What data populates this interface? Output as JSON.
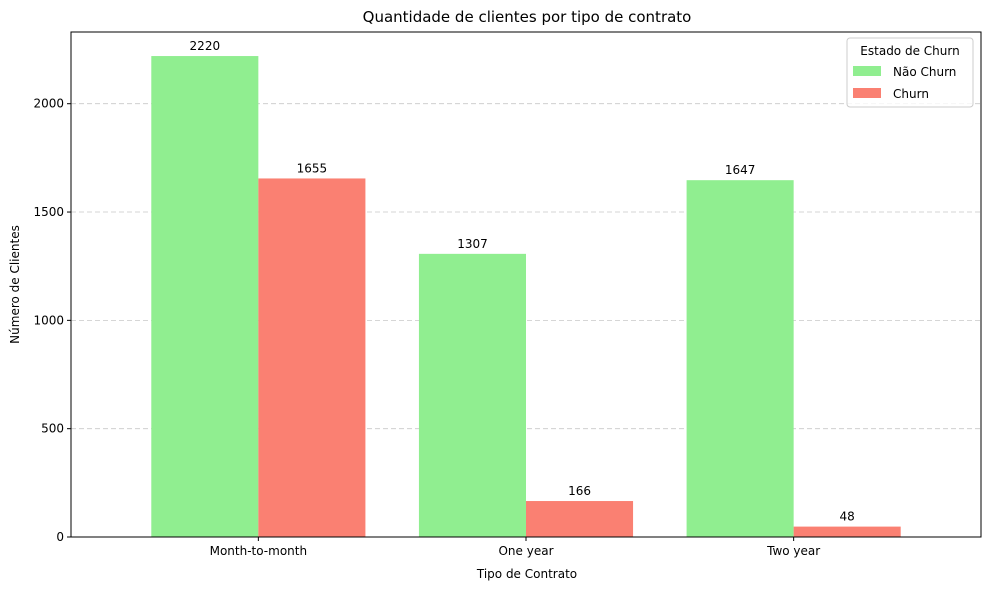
{
  "chart_data": {
    "type": "bar",
    "title": "Quantidade de clientes por tipo de contrato",
    "xlabel": "Tipo de Contrato",
    "ylabel": "Número de Clientes",
    "categories": [
      "Month-to-month",
      "One year",
      "Two year"
    ],
    "series": [
      {
        "name": "Não Churn",
        "values": [
          2220,
          1307,
          1647
        ],
        "color": "#90ee90"
      },
      {
        "name": "Churn",
        "values": [
          1655,
          166,
          48
        ],
        "color": "#fa8072"
      }
    ],
    "ylim": [
      0,
      2331
    ],
    "yticks": [
      0,
      500,
      1000,
      1500,
      2000
    ],
    "grid": "y-dashed",
    "legend": {
      "title": "Estado de Churn",
      "position": "top-right"
    }
  }
}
_ _ _ _ _
What to do:
Without including any picture, repeat the data exactly.

Exercise response:
What data populates this interface? Output as JSON.
{
  "chart_data": {
    "type": "bar",
    "title": "Quantidade de clientes por tipo de contrato",
    "xlabel": "Tipo de Contrato",
    "ylabel": "Número de Clientes",
    "categories": [
      "Month-to-month",
      "One year",
      "Two year"
    ],
    "series": [
      {
        "name": "Não Churn",
        "values": [
          2220,
          1307,
          1647
        ],
        "color": "#90ee90"
      },
      {
        "name": "Churn",
        "values": [
          1655,
          166,
          48
        ],
        "color": "#fa8072"
      }
    ],
    "ylim": [
      0,
      2331
    ],
    "yticks": [
      0,
      500,
      1000,
      1500,
      2000
    ],
    "grid": "y-dashed",
    "legend": {
      "title": "Estado de Churn",
      "position": "top-right"
    }
  }
}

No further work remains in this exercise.